*Prompt*:
Each entry below must be repeated exactly, with pictures left out.

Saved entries
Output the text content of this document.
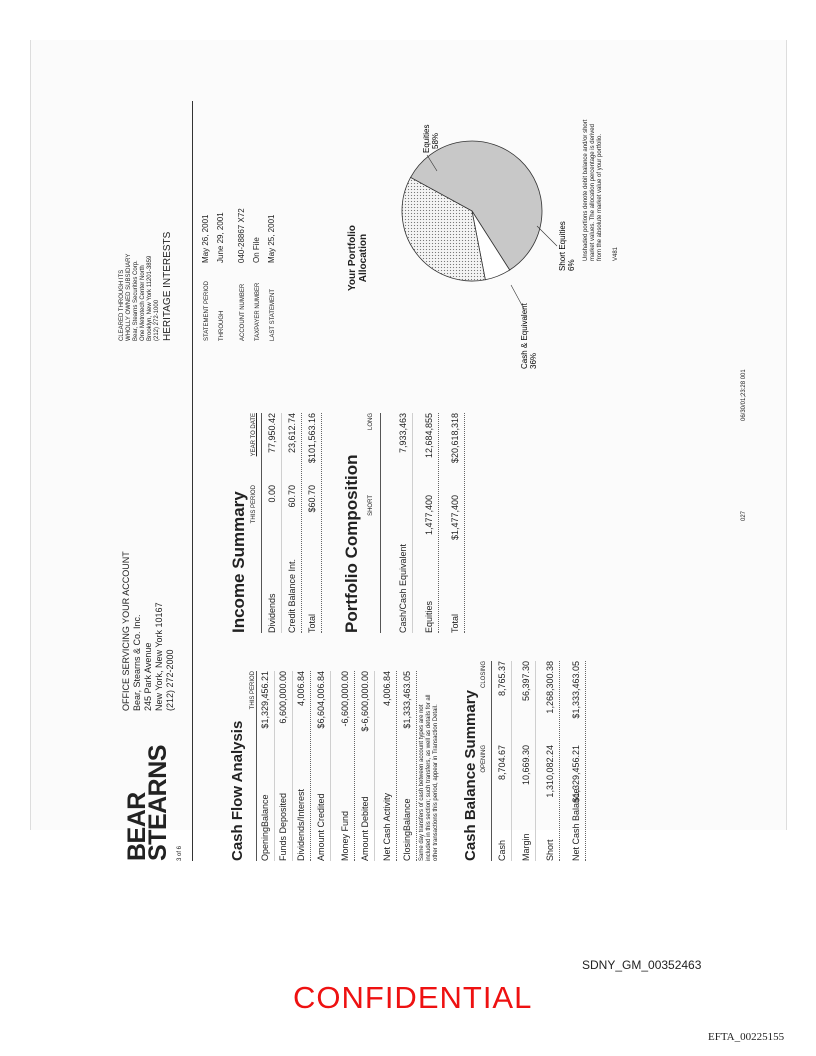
BEAR
STEARNS 3 of 6
OFFICE SERVICING YOUR ACCOUNT Bear, Stearns & Co. Inc. 245 Park Avenue New York, New York 10167 (212) 272-2000
CLEARED THROUGH ITS WHOLLY OWNED SUBSIDIARY Bear, Stearns Securities Corp. One Metrotech Center North Brooklyn, New York 11201-3859 (212) 272-1000 HERITAGE INTERESTS	STATEMENT PERIODMay 26, 2001
THROUGHJune 29, 2001
ACCOUNT NUMBER040-28867 X72
TAXPAYER NUMBEROn File
LAST STATEMENTMay 25, 2001
Cash Flow Analysis
THIS PERIOD
OpeningBalance
$1,329,456.21
Funds Deposited
6,600,000.00
Dividends/Interest
4,006.84
Amount Credited
$6,604,006.84
Money Fund
-6,600,000.00
Amount Debited
$-6,600,000.00
Net Cash Activity
4,006.84
ClosingBalance
$1,333,463.05
Same day transfers of cash between account types are not included in this section; such transfers, as well as details for all other transactions this period, appear in Transaction Detail. Cash Balance Summary OPENING
CLOSING
Cash
8,704.67
8,765.37
Margin
10,669.30
56,397.30
Short
1,310,082.24
1,268,300.38
Net Cash Balance
$1,329,456.21
$1,333,463.05
Income Summary THIS PERIOD
YEAR TO DATE
Dividends
0.00
77,950.42
Credit Balance Int.
60.70
23,612.74
Total
$60.70
$101,563.16
Portfolio Composition SHORT
LONG
Cash/Cash Equivalent
7,933,463
Equities
1,477,400
12,684,855
Total
$1,477,400
$20,618,318
Your Portfolio Allocation
Cash & Equivalent 36%
Short Equities 6%
Equities 58%	Unshaded portions denote debit balance and/or short market values. The allocation percentage is derived from the absolute market value of your portfolio. V481
027
06/30/01;23:28 001
SDNY_GM_00352463
CONFIDENTIAL
EFTA_00225155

*Problem solution*:
Output the text content of this document.
BEAR
STEARNS 3 of 6
OFFICE SERVICING YOUR ACCOUNT Bear, Stearns & Co. Inc. 245 Park Avenue New York, New York 10167 (212) 272-2000
CLEARED THROUGH ITS WHOLLY OWNED SUBSIDIARY Bear, Stearns Securities Corp. One Metrotech Center North Brooklyn, New York 11201-3859 (212) 272-1000 HERITAGE INTERESTS	STATEMENT PERIODMay 26, 2001
THROUGHJune 29, 2001
ACCOUNT NUMBER040-28867 X72
TAXPAYER NUMBEROn File
LAST STATEMENTMay 25, 2001
Cash Flow Analysis
THIS PERIOD
OpeningBalance
$1,329,456.21
Funds Deposited
6,600,000.00
Dividends/Interest
4,006.84
Amount Credited
$6,604,006.84
Money Fund
-6,600,000.00
Amount Debited
$-6,600,000.00
Net Cash Activity
4,006.84
ClosingBalance
$1,333,463.05
Same day transfers of cash between account types are not included in this section; such transfers, as well as details for all other transactions this period, appear in Transaction Detail. Cash Balance Summary OPENING
CLOSING
Cash
8,704.67
8,765.37
Margin
10,669.30
56,397.30
Short
1,310,082.24
1,268,300.38
Net Cash Balance
$1,329,456.21
$1,333,463.05
Income Summary THIS PERIOD
YEAR TO DATE
Dividends
0.00
77,950.42
Credit Balance Int.
60.70
23,612.74
Total
$60.70
$101,563.16
Portfolio Composition SHORT
LONG
Cash/Cash Equivalent
7,933,463
Equities
1,477,400
12,684,855
Total
$1,477,400
$20,618,318
Your Portfolio Allocation
Cash & Equivalent 36%
Short Equities 6%
Equities 58%	Unshaded portions denote debit balance and/or short market values. The allocation percentage is derived from the absolute market value of your portfolio. V481
027
06/30/01;23:28 001
SDNY_GM_00352463
CONFIDENTIAL
EFTA_00225155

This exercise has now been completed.